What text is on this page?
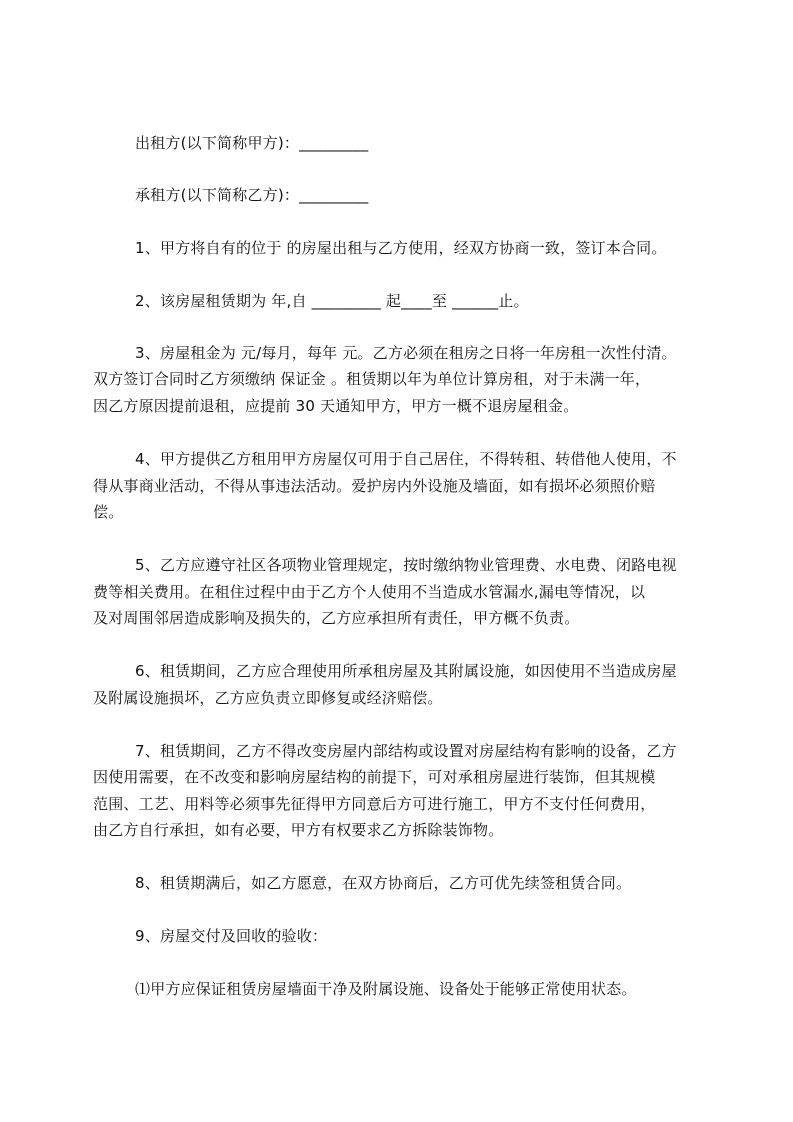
出租方(以下简称甲方)：_________
承租方(以下简称乙方)：_________
1、甲方将自有的位于 的房屋出租与乙方使用，经双方协商一致，签订本合同。
2、该房屋租赁期为 年,自 _________ 起____至 ______止。
3、房屋租金为 元/每月，每年 元。乙方必须在租房之日将一年房租一次性付清。
双方签订合同时乙方须缴纳 保证金 。租赁期以年为单位计算房租，对于未满一年，
因乙方原因提前退租，应提前 30 天通知甲方，甲方一概不退房屋租金。
4、甲方提供乙方租用甲方房屋仅可用于自己居住，不得转租、转借他人使用，不
得从事商业活动，不得从事违法活动。爱护房内外设施及墙面，如有损坏必须照价赔
偿。
5、乙方应遵守社区各项物业管理规定，按时缴纳物业管理费、水电费、闭路电视
费等相关费用。在租住过程中由于乙方个人使用不当造成水管漏水,漏电等情况，以
及对周围邻居造成影响及损失的，乙方应承担所有责任，甲方概不负责。
6、租赁期间，乙方应合理使用所承租房屋及其附属设施，如因使用不当造成房屋
及附属设施损坏，乙方应负责立即修复或经济赔偿。
7、租赁期间，乙方不得改变房屋内部结构或设置对房屋结构有影响的设备，乙方
因使用需要，在不改变和影响房屋结构的前提下，可对承租房屋进行装饰，但其规模
范围、工艺、用料等必须事先征得甲方同意后方可进行施工，甲方不支付任何费用，
由乙方自行承担，如有必要，甲方有权要求乙方拆除装饰物。
8、租赁期满后，如乙方愿意，在双方协商后，乙方可优先续签租赁合同。
9、房屋交付及回收的验收：
⑴甲方应保证租赁房屋墙面干净及附属设施、设备处于能够正常使用状态。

**The task**
Reproduce every line of the material precisely, omitting its pictures.

**Final answer**
What text is on this page?
出租方(以下简称甲方)：_________
承租方(以下简称乙方)：_________
1、甲方将自有的位于 的房屋出租与乙方使用，经双方协商一致，签订本合同。
2、该房屋租赁期为 年,自 _________ 起____至 ______止。
3、房屋租金为 元/每月，每年 元。乙方必须在租房之日将一年房租一次性付清。
双方签订合同时乙方须缴纳 保证金 。租赁期以年为单位计算房租，对于未满一年，
因乙方原因提前退租，应提前 30 天通知甲方，甲方一概不退房屋租金。
4、甲方提供乙方租用甲方房屋仅可用于自己居住，不得转租、转借他人使用，不
得从事商业活动，不得从事违法活动。爱护房内外设施及墙面，如有损坏必须照价赔
偿。
5、乙方应遵守社区各项物业管理规定，按时缴纳物业管理费、水电费、闭路电视
费等相关费用。在租住过程中由于乙方个人使用不当造成水管漏水,漏电等情况，以
及对周围邻居造成影响及损失的，乙方应承担所有责任，甲方概不负责。
6、租赁期间，乙方应合理使用所承租房屋及其附属设施，如因使用不当造成房屋
及附属设施损坏，乙方应负责立即修复或经济赔偿。
7、租赁期间，乙方不得改变房屋内部结构或设置对房屋结构有影响的设备，乙方
因使用需要，在不改变和影响房屋结构的前提下，可对承租房屋进行装饰，但其规模
范围、工艺、用料等必须事先征得甲方同意后方可进行施工，甲方不支付任何费用，
由乙方自行承担，如有必要，甲方有权要求乙方拆除装饰物。
8、租赁期满后，如乙方愿意，在双方协商后，乙方可优先续签租赁合同。
9、房屋交付及回收的验收：
⑴甲方应保证租赁房屋墙面干净及附属设施、设备处于能够正常使用状态。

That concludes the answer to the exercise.